** start **

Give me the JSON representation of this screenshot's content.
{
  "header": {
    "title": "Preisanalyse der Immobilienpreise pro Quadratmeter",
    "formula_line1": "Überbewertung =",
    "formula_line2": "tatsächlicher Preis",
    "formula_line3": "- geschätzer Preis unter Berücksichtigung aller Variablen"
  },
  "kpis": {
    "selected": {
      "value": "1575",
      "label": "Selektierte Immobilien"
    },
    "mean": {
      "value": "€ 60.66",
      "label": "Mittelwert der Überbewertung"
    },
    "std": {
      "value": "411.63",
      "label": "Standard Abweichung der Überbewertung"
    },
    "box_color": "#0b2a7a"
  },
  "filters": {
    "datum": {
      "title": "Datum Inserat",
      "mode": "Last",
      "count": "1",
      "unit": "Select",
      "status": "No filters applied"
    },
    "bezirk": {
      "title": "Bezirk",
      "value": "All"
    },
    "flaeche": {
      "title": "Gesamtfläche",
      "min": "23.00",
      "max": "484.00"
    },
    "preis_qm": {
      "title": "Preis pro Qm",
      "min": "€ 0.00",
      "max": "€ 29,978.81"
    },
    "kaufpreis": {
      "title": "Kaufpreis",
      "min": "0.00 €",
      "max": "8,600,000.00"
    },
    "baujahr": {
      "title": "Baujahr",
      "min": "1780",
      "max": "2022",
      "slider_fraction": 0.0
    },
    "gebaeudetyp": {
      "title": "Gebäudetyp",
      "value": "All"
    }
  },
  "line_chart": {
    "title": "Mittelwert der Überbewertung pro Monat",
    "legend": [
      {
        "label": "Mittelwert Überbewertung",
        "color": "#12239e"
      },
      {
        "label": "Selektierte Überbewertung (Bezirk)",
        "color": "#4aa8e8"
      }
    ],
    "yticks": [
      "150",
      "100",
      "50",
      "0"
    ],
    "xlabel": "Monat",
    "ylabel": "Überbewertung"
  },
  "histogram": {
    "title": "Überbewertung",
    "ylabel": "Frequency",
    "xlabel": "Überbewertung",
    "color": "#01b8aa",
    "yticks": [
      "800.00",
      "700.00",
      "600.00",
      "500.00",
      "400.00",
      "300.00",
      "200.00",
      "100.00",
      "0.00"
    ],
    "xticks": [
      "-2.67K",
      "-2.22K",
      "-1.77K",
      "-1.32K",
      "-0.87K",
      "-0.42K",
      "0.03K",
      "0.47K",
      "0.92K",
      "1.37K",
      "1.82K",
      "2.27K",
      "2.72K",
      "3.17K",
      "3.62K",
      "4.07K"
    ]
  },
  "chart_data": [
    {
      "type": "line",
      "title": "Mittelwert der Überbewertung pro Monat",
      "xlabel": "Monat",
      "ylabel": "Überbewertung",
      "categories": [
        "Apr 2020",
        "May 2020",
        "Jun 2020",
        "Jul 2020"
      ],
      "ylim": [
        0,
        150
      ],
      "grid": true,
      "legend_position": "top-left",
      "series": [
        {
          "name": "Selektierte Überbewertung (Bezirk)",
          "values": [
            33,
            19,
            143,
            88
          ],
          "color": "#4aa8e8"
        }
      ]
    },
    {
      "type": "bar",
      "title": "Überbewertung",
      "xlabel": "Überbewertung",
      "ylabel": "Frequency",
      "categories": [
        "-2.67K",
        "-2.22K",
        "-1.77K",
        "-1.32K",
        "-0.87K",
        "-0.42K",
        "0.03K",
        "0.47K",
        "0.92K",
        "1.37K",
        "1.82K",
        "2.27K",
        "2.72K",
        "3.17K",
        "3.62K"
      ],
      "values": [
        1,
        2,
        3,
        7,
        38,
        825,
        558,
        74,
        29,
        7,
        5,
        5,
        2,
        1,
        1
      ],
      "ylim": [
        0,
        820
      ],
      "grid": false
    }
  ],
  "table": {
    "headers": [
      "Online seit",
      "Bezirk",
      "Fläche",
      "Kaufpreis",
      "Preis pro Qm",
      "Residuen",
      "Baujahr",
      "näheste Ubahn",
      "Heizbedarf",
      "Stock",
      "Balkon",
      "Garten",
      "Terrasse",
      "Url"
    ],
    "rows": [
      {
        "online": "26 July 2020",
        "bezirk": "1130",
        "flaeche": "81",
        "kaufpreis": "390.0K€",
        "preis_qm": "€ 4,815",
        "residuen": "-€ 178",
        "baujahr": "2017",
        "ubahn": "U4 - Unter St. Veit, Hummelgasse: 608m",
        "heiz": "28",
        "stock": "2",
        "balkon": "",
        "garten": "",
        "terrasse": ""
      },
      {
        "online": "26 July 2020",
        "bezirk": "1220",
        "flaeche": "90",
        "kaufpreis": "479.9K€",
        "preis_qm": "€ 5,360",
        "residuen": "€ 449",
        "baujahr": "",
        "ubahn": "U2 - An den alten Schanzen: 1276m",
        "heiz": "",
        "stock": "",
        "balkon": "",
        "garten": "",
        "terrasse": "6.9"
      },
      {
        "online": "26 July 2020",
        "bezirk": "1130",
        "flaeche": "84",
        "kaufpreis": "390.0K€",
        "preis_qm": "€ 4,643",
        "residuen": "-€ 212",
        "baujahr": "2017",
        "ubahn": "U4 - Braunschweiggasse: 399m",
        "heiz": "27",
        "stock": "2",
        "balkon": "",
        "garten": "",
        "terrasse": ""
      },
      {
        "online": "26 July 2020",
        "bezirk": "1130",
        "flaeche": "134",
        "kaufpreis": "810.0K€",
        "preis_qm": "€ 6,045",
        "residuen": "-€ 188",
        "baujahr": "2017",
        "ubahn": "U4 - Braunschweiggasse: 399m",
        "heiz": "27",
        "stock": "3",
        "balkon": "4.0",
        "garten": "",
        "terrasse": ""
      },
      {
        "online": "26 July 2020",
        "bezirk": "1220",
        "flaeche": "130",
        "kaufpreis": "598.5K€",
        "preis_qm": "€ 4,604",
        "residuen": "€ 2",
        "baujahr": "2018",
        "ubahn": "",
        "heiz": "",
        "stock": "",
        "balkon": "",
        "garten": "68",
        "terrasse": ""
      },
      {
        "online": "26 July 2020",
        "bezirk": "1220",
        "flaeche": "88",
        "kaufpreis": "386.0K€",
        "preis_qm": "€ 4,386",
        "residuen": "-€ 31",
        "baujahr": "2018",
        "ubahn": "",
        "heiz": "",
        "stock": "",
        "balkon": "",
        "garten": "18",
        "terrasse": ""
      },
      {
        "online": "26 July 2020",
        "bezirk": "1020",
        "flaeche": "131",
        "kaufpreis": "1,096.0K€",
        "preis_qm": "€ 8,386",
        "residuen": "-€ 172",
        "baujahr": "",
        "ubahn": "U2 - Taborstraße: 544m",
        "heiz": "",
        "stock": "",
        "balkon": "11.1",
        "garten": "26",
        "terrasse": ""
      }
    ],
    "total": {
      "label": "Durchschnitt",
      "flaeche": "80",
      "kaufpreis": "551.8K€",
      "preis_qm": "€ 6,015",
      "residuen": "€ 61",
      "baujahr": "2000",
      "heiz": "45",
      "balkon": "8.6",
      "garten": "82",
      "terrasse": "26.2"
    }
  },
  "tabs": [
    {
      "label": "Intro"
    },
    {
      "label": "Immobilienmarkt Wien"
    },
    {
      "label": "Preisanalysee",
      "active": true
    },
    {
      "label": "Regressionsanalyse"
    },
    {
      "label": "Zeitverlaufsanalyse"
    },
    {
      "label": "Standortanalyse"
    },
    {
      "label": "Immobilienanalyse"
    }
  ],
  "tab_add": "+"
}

** end **

What you need to do
Where a line in the material contains "flaeche", copy that line.

Full answer
    "flaeche": {
        "flaeche": "81",
        "flaeche": "90",
        "flaeche": "84",
        "flaeche": "134",
        "flaeche": "130",
        "flaeche": "88",
        "flaeche": "131",
      "flaeche": "80",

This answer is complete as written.